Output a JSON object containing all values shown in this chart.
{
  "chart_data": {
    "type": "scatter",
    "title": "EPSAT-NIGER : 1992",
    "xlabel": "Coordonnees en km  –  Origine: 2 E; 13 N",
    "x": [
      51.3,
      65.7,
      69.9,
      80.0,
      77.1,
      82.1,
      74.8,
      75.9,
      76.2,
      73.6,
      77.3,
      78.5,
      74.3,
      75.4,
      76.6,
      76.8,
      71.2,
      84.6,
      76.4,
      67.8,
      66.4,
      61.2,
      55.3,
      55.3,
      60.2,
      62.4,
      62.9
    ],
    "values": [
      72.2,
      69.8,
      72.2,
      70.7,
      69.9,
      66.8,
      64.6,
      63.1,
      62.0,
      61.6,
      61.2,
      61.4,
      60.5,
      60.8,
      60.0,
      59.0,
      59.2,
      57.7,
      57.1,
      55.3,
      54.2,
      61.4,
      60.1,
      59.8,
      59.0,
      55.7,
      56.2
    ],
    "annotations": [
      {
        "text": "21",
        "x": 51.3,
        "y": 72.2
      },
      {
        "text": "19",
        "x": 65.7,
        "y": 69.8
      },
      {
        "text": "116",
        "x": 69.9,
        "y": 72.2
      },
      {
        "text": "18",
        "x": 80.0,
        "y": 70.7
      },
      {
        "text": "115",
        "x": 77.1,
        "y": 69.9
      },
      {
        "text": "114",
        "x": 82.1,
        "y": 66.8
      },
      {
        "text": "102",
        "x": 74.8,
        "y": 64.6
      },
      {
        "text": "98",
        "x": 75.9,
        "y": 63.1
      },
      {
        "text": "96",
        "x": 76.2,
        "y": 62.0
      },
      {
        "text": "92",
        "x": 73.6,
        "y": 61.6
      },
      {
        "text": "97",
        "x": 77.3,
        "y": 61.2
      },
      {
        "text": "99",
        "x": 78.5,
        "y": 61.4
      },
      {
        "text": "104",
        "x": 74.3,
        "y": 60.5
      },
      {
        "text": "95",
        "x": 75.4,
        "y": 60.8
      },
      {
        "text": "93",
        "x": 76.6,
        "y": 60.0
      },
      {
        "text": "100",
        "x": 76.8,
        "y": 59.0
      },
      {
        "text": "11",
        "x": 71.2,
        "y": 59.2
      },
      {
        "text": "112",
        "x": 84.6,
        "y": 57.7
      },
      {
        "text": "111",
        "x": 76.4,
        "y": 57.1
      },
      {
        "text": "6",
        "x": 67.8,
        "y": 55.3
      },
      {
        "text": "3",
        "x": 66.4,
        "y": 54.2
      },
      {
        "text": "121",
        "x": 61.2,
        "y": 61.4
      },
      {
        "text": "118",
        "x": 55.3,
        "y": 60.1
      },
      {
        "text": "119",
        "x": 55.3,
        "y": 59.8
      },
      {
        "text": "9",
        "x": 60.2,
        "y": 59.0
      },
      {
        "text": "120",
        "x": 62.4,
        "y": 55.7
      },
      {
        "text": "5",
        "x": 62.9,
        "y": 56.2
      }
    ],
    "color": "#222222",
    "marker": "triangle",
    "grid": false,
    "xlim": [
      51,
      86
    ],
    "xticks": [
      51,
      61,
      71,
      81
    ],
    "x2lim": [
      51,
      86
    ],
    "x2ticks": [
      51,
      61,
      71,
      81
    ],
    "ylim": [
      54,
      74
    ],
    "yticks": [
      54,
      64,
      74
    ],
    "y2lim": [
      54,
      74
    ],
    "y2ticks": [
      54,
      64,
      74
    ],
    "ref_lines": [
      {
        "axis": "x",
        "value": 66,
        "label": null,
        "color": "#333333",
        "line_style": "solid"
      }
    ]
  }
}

Work to complete -
Give the data again, exactly as it stands.

Solution for this task -
Output a JSON object containing all values shown in this chart.
{
  "chart_data": {
    "type": "scatter",
    "title": "EPSAT-NIGER : 1992",
    "xlabel": "Coordonnees en km  –  Origine: 2 E; 13 N",
    "x": [
      51.3,
      65.7,
      69.9,
      80.0,
      77.1,
      82.1,
      74.8,
      75.9,
      76.2,
      73.6,
      77.3,
      78.5,
      74.3,
      75.4,
      76.6,
      76.8,
      71.2,
      84.6,
      76.4,
      67.8,
      66.4,
      61.2,
      55.3,
      55.3,
      60.2,
      62.4,
      62.9
    ],
    "values": [
      72.2,
      69.8,
      72.2,
      70.7,
      69.9,
      66.8,
      64.6,
      63.1,
      62.0,
      61.6,
      61.2,
      61.4,
      60.5,
      60.8,
      60.0,
      59.0,
      59.2,
      57.7,
      57.1,
      55.3,
      54.2,
      61.4,
      60.1,
      59.8,
      59.0,
      55.7,
      56.2
    ],
    "annotations": [
      {
        "text": "21",
        "x": 51.3,
        "y": 72.2
      },
      {
        "text": "19",
        "x": 65.7,
        "y": 69.8
      },
      {
        "text": "116",
        "x": 69.9,
        "y": 72.2
      },
      {
        "text": "18",
        "x": 80.0,
        "y": 70.7
      },
      {
        "text": "115",
        "x": 77.1,
        "y": 69.9
      },
      {
        "text": "114",
        "x": 82.1,
        "y": 66.8
      },
      {
        "text": "102",
        "x": 74.8,
        "y": 64.6
      },
      {
        "text": "98",
        "x": 75.9,
        "y": 63.1
      },
      {
        "text": "96",
        "x": 76.2,
        "y": 62.0
      },
      {
        "text": "92",
        "x": 73.6,
        "y": 61.6
      },
      {
        "text": "97",
        "x": 77.3,
        "y": 61.2
      },
      {
        "text": "99",
        "x": 78.5,
        "y": 61.4
      },
      {
        "text": "104",
        "x": 74.3,
        "y": 60.5
      },
      {
        "text": "95",
        "x": 75.4,
        "y": 60.8
      },
      {
        "text": "93",
        "x": 76.6,
        "y": 60.0
      },
      {
        "text": "100",
        "x": 76.8,
        "y": 59.0
      },
      {
        "text": "11",
        "x": 71.2,
        "y": 59.2
      },
      {
        "text": "112",
        "x": 84.6,
        "y": 57.7
      },
      {
        "text": "111",
        "x": 76.4,
        "y": 57.1
      },
      {
        "text": "6",
        "x": 67.8,
        "y": 55.3
      },
      {
        "text": "3",
        "x": 66.4,
        "y": 54.2
      },
      {
        "text": "121",
        "x": 61.2,
        "y": 61.4
      },
      {
        "text": "118",
        "x": 55.3,
        "y": 60.1
      },
      {
        "text": "119",
        "x": 55.3,
        "y": 59.8
      },
      {
        "text": "9",
        "x": 60.2,
        "y": 59.0
      },
      {
        "text": "120",
        "x": 62.4,
        "y": 55.7
      },
      {
        "text": "5",
        "x": 62.9,
        "y": 56.2
      }
    ],
    "color": "#222222",
    "marker": "triangle",
    "grid": false,
    "xlim": [
      51,
      86
    ],
    "xticks": [
      51,
      61,
      71,
      81
    ],
    "x2lim": [
      51,
      86
    ],
    "x2ticks": [
      51,
      61,
      71,
      81
    ],
    "ylim": [
      54,
      74
    ],
    "yticks": [
      54,
      64,
      74
    ],
    "y2lim": [
      54,
      74
    ],
    "y2ticks": [
      54,
      64,
      74
    ],
    "ref_lines": [
      {
        "axis": "x",
        "value": 66,
        "label": null,
        "color": "#333333",
        "line_style": "solid"
      }
    ]
  }
}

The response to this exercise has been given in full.